# Record set start

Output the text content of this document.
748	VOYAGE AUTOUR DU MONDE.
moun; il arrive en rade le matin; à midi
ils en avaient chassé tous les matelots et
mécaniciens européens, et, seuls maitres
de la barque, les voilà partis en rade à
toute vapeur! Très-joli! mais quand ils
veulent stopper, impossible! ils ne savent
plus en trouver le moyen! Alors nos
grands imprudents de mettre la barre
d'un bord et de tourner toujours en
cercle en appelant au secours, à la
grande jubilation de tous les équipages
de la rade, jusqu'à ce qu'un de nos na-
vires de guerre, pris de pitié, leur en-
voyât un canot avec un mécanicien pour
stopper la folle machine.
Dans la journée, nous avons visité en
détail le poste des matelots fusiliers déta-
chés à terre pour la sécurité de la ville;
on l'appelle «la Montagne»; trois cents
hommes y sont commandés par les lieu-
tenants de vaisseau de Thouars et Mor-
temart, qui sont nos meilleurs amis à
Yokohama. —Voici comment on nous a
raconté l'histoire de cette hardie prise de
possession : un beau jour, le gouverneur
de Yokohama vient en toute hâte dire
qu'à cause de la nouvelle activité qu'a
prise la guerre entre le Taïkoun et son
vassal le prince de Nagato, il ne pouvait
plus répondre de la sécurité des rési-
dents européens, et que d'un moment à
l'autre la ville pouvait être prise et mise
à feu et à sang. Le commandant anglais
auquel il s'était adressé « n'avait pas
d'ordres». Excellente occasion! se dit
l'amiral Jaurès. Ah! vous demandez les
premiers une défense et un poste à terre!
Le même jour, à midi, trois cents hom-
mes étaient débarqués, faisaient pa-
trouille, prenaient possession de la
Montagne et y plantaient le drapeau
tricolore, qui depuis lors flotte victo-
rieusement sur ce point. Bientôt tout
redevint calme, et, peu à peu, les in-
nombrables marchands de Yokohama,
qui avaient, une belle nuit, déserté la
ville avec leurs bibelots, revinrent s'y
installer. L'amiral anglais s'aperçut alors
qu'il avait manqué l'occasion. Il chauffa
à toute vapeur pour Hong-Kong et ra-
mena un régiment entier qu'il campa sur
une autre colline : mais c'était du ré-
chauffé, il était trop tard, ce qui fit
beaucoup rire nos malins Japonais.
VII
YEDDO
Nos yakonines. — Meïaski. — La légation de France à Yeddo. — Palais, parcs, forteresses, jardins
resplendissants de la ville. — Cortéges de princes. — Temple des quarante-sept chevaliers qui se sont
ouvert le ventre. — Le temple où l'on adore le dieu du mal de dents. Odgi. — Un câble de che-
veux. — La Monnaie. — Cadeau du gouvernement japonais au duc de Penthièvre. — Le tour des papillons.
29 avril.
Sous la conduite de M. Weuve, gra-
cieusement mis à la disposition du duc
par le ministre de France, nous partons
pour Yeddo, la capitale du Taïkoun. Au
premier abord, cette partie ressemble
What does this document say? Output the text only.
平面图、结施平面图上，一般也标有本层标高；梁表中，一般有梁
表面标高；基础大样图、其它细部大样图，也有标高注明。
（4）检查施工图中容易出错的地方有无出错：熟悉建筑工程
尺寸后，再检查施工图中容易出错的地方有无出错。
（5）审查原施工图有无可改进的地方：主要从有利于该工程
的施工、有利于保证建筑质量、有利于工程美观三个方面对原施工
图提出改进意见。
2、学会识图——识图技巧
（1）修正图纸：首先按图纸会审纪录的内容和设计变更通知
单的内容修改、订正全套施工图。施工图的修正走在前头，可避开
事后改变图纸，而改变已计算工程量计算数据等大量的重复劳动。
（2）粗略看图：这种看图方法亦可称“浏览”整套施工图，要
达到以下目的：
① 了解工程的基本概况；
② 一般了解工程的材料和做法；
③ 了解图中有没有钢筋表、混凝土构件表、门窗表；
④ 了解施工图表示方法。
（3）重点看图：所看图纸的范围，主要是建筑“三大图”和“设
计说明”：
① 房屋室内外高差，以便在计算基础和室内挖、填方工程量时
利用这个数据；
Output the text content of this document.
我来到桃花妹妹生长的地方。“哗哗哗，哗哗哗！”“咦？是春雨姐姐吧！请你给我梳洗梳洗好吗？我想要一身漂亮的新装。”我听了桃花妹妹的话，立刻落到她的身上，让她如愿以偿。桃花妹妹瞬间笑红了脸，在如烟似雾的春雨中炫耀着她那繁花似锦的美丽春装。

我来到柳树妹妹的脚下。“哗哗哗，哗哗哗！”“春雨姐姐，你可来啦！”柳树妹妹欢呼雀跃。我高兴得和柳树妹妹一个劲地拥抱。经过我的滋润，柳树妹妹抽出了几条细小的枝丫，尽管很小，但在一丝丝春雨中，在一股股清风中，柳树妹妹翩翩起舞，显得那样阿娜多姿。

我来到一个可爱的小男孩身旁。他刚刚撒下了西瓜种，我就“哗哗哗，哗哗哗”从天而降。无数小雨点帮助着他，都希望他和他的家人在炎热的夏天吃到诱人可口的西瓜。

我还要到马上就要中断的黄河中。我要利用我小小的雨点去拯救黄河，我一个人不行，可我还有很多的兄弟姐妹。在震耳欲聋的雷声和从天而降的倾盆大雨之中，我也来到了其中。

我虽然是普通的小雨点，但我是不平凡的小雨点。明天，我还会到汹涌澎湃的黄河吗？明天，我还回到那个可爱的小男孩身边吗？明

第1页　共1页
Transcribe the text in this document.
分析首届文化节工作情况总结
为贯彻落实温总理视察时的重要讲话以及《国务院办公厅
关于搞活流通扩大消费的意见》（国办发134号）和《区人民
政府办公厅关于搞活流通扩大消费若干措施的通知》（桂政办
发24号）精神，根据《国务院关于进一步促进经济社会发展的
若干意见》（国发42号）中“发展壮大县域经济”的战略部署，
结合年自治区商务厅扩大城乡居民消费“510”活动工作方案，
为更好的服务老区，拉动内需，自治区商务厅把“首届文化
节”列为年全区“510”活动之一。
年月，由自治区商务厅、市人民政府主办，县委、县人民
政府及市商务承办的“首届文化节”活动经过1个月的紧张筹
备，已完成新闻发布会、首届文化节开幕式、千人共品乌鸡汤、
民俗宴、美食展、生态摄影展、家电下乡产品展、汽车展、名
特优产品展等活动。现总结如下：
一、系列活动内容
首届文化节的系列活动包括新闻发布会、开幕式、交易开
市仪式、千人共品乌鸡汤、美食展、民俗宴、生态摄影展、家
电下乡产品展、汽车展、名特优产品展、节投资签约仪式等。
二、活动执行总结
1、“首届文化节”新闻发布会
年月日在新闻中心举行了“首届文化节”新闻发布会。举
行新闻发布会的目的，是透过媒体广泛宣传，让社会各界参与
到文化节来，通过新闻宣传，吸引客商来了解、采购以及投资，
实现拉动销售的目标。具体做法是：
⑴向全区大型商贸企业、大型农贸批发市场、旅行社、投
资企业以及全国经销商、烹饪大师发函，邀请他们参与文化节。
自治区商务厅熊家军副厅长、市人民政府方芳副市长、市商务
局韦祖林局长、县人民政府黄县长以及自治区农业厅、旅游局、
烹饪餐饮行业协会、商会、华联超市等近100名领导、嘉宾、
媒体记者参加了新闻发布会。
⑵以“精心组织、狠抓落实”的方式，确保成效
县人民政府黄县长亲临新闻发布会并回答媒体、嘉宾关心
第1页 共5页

# Record set end

Copy all the records above exactly, missing none.

(Task solution)
Output the text content of this document.
748	VOYAGE AUTOUR DU MONDE.
moun; il arrive en rade le matin; à midi
ils en avaient chassé tous les matelots et
mécaniciens européens, et, seuls maitres
de la barque, les voilà partis en rade à
toute vapeur! Très-joli! mais quand ils
veulent stopper, impossible! ils ne savent
plus en trouver le moyen! Alors nos
grands imprudents de mettre la barre
d'un bord et de tourner toujours en
cercle en appelant au secours, à la
grande jubilation de tous les équipages
de la rade, jusqu'à ce qu'un de nos na-
vires de guerre, pris de pitié, leur en-
voyât un canot avec un mécanicien pour
stopper la folle machine.
Dans la journée, nous avons visité en
détail le poste des matelots fusiliers déta-
chés à terre pour la sécurité de la ville;
on l'appelle «la Montagne»; trois cents
hommes y sont commandés par les lieu-
tenants de vaisseau de Thouars et Mor-
temart, qui sont nos meilleurs amis à
Yokohama. —Voici comment on nous a
raconté l'histoire de cette hardie prise de
possession : un beau jour, le gouverneur
de Yokohama vient en toute hâte dire
qu'à cause de la nouvelle activité qu'a
prise la guerre entre le Taïkoun et son
vassal le prince de Nagato, il ne pouvait
plus répondre de la sécurité des rési-
dents européens, et que d'un moment à
l'autre la ville pouvait être prise et mise
à feu et à sang. Le commandant anglais
auquel il s'était adressé « n'avait pas
d'ordres». Excellente occasion! se dit
l'amiral Jaurès. Ah! vous demandez les
premiers une défense et un poste à terre!
Le même jour, à midi, trois cents hom-
mes étaient débarqués, faisaient pa-
trouille, prenaient possession de la
Montagne et y plantaient le drapeau
tricolore, qui depuis lors flotte victo-
rieusement sur ce point. Bientôt tout
redevint calme, et, peu à peu, les in-
nombrables marchands de Yokohama,
qui avaient, une belle nuit, déserté la
ville avec leurs bibelots, revinrent s'y
installer. L'amiral anglais s'aperçut alors
qu'il avait manqué l'occasion. Il chauffa
à toute vapeur pour Hong-Kong et ra-
mena un régiment entier qu'il campa sur
une autre colline : mais c'était du ré-
chauffé, il était trop tard, ce qui fit
beaucoup rire nos malins Japonais.
VII
YEDDO
Nos yakonines. — Meïaski. — La légation de France à Yeddo. — Palais, parcs, forteresses, jardins
resplendissants de la ville. — Cortéges de princes. — Temple des quarante-sept chevaliers qui se sont
ouvert le ventre. — Le temple où l'on adore le dieu du mal de dents. Odgi. — Un câble de che-
veux. — La Monnaie. — Cadeau du gouvernement japonais au duc de Penthièvre. — Le tour des papillons.
29 avril.
Sous la conduite de M. Weuve, gra-
cieusement mis à la disposition du duc
par le ministre de France, nous partons
pour Yeddo, la capitale du Taïkoun. Au
premier abord, cette partie ressemble
What does this document say? Output the text only.
平面图、结施平面图上，一般也标有本层标高；梁表中，一般有梁
表面标高；基础大样图、其它细部大样图，也有标高注明。
（4）检查施工图中容易出错的地方有无出错：熟悉建筑工程
尺寸后，再检查施工图中容易出错的地方有无出错。
（5）审查原施工图有无可改进的地方：主要从有利于该工程
的施工、有利于保证建筑质量、有利于工程美观三个方面对原施工
图提出改进意见。
2、学会识图——识图技巧
（1）修正图纸：首先按图纸会审纪录的内容和设计变更通知
单的内容修改、订正全套施工图。施工图的修正走在前头，可避开
事后改变图纸，而改变已计算工程量计算数据等大量的重复劳动。
（2）粗略看图：这种看图方法亦可称“浏览”整套施工图，要
达到以下目的：
① 了解工程的基本概况；
② 一般了解工程的材料和做法；
③ 了解图中有没有钢筋表、混凝土构件表、门窗表；
④ 了解施工图表示方法。
（3）重点看图：所看图纸的范围，主要是建筑“三大图”和“设
计说明”：
① 房屋室内外高差，以便在计算基础和室内挖、填方工程量时
利用这个数据；
Output the text content of this document.
我来到桃花妹妹生长的地方。“哗哗哗，哗哗哗！”“咦？是春雨姐姐吧！请你给我梳洗梳洗好吗？我想要一身漂亮的新装。”我听了桃花妹妹的话，立刻落到她的身上，让她如愿以偿。桃花妹妹瞬间笑红了脸，在如烟似雾的春雨中炫耀着她那繁花似锦的美丽春装。

我来到柳树妹妹的脚下。“哗哗哗，哗哗哗！”“春雨姐姐，你可来啦！”柳树妹妹欢呼雀跃。我高兴得和柳树妹妹一个劲地拥抱。经过我的滋润，柳树妹妹抽出了几条细小的枝丫，尽管很小，但在一丝丝春雨中，在一股股清风中，柳树妹妹翩翩起舞，显得那样阿娜多姿。

我来到一个可爱的小男孩身旁。他刚刚撒下了西瓜种，我就“哗哗哗，哗哗哗”从天而降。无数小雨点帮助着他，都希望他和他的家人在炎热的夏天吃到诱人可口的西瓜。

我还要到马上就要中断的黄河中。我要利用我小小的雨点去拯救黄河，我一个人不行，可我还有很多的兄弟姐妹。在震耳欲聋的雷声和从天而降的倾盆大雨之中，我也来到了其中。

我虽然是普通的小雨点，但我是不平凡的小雨点。明天，我还会到汹涌澎湃的黄河吗？明天，我还回到那个可爱的小男孩身边吗？明

第1页　共1页
Transcribe the text in this document.
分析首届文化节工作情况总结
为贯彻落实温总理视察时的重要讲话以及《国务院办公厅
关于搞活流通扩大消费的意见》（国办发134号）和《区人民
政府办公厅关于搞活流通扩大消费若干措施的通知》（桂政办
发24号）精神，根据《国务院关于进一步促进经济社会发展的
若干意见》（国发42号）中“发展壮大县域经济”的战略部署，
结合年自治区商务厅扩大城乡居民消费“510”活动工作方案，
为更好的服务老区，拉动内需，自治区商务厅把“首届文化
节”列为年全区“510”活动之一。
年月，由自治区商务厅、市人民政府主办，县委、县人民
政府及市商务承办的“首届文化节”活动经过1个月的紧张筹
备，已完成新闻发布会、首届文化节开幕式、千人共品乌鸡汤、
民俗宴、美食展、生态摄影展、家电下乡产品展、汽车展、名
特优产品展等活动。现总结如下：
一、系列活动内容
首届文化节的系列活动包括新闻发布会、开幕式、交易开
市仪式、千人共品乌鸡汤、美食展、民俗宴、生态摄影展、家
电下乡产品展、汽车展、名特优产品展、节投资签约仪式等。
二、活动执行总结
1、“首届文化节”新闻发布会
年月日在新闻中心举行了“首届文化节”新闻发布会。举
行新闻发布会的目的，是透过媒体广泛宣传，让社会各界参与
到文化节来，通过新闻宣传，吸引客商来了解、采购以及投资，
实现拉动销售的目标。具体做法是：
⑴向全区大型商贸企业、大型农贸批发市场、旅行社、投
资企业以及全国经销商、烹饪大师发函，邀请他们参与文化节。
自治区商务厅熊家军副厅长、市人民政府方芳副市长、市商务
局韦祖林局长、县人民政府黄县长以及自治区农业厅、旅游局、
烹饪餐饮行业协会、商会、华联超市等近100名领导、嘉宾、
媒体记者参加了新闻发布会。
⑵以“精心组织、狠抓落实”的方式，确保成效
县人民政府黄县长亲临新闻发布会并回答媒体、嘉宾关心
第1页 共5页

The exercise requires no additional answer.